Your task
For this exercise, repeat all of the material verbatim apart from its images.

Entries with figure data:
--- START ---
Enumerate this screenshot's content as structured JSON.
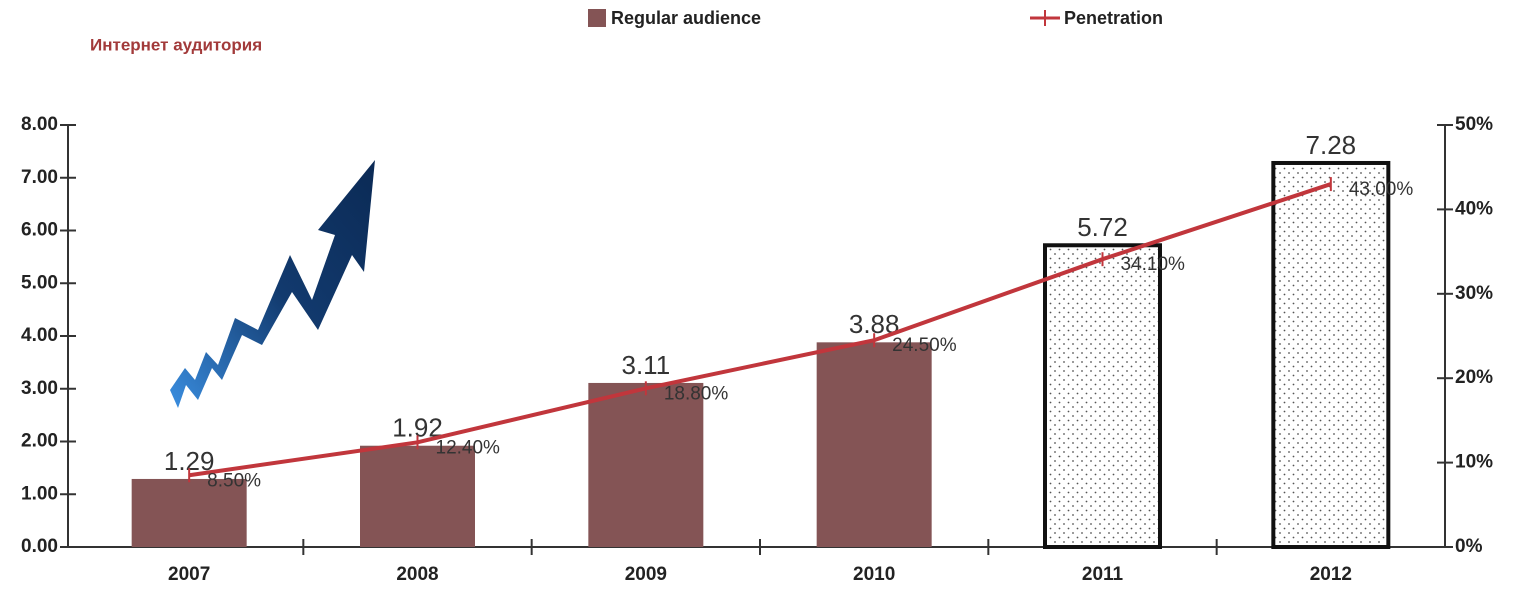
{
  "chart_data": {
    "type": "bar-line",
    "title": "Интернет аудитория",
    "categories": [
      "2007",
      "2008",
      "2009",
      "2010",
      "2011",
      "2012"
    ],
    "series": [
      {
        "name": "Regular audience",
        "type": "bar",
        "color": "#845455",
        "values": [
          1.29,
          1.92,
          3.11,
          3.88,
          5.72,
          7.28
        ],
        "point_styles": [
          "solid",
          "solid",
          "solid",
          "solid",
          "dotted",
          "dotted"
        ]
      },
      {
        "name": "Penetration",
        "type": "line",
        "axis": "y2",
        "color": "#c1363c",
        "values": [
          8.5,
          12.4,
          18.8,
          24.5,
          34.1,
          43.0
        ],
        "value_labels": [
          "8.50%",
          "12.40%",
          "18.80%",
          "24.50%",
          "34.10%",
          "43.00%"
        ]
      }
    ],
    "ylim": [
      0,
      8
    ],
    "yticks": [
      {
        "value": 0,
        "label": "0.00"
      },
      {
        "value": 1,
        "label": "1.00"
      },
      {
        "value": 2,
        "label": "2.00"
      },
      {
        "value": 3,
        "label": "3.00"
      },
      {
        "value": 4,
        "label": "4.00"
      },
      {
        "value": 5,
        "label": "5.00"
      },
      {
        "value": 6,
        "label": "6.00"
      },
      {
        "value": 7,
        "label": "7.00"
      },
      {
        "value": 8,
        "label": "8.00"
      }
    ],
    "y2lim": [
      0,
      50
    ],
    "y2ticks": [
      {
        "value": 0,
        "label": "0%"
      },
      {
        "value": 10,
        "label": "10%"
      },
      {
        "value": 20,
        "label": "20%"
      },
      {
        "value": 30,
        "label": "30%"
      },
      {
        "value": 40,
        "label": "40%"
      },
      {
        "value": 50,
        "label": "50%"
      }
    ]
  }
}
--- END ---
Finished task
Enumerate this screenshot's content as structured JSON.
{
  "chart_data": {
    "type": "bar-line",
    "title": "Интернет аудитория",
    "categories": [
      "2007",
      "2008",
      "2009",
      "2010",
      "2011",
      "2012"
    ],
    "series": [
      {
        "name": "Regular audience",
        "type": "bar",
        "color": "#845455",
        "values": [
          1.29,
          1.92,
          3.11,
          3.88,
          5.72,
          7.28
        ],
        "point_styles": [
          "solid",
          "solid",
          "solid",
          "solid",
          "dotted",
          "dotted"
        ]
      },
      {
        "name": "Penetration",
        "type": "line",
        "axis": "y2",
        "color": "#c1363c",
        "values": [
          8.5,
          12.4,
          18.8,
          24.5,
          34.1,
          43.0
        ],
        "value_labels": [
          "8.50%",
          "12.40%",
          "18.80%",
          "24.50%",
          "34.10%",
          "43.00%"
        ]
      }
    ],
    "ylim": [
      0,
      8
    ],
    "yticks": [
      {
        "value": 0,
        "label": "0.00"
      },
      {
        "value": 1,
        "label": "1.00"
      },
      {
        "value": 2,
        "label": "2.00"
      },
      {
        "value": 3,
        "label": "3.00"
      },
      {
        "value": 4,
        "label": "4.00"
      },
      {
        "value": 5,
        "label": "5.00"
      },
      {
        "value": 6,
        "label": "6.00"
      },
      {
        "value": 7,
        "label": "7.00"
      },
      {
        "value": 8,
        "label": "8.00"
      }
    ],
    "y2lim": [
      0,
      50
    ],
    "y2ticks": [
      {
        "value": 0,
        "label": "0%"
      },
      {
        "value": 10,
        "label": "10%"
      },
      {
        "value": 20,
        "label": "20%"
      },
      {
        "value": 30,
        "label": "30%"
      },
      {
        "value": 40,
        "label": "40%"
      },
      {
        "value": 50,
        "label": "50%"
      }
    ]
  }
}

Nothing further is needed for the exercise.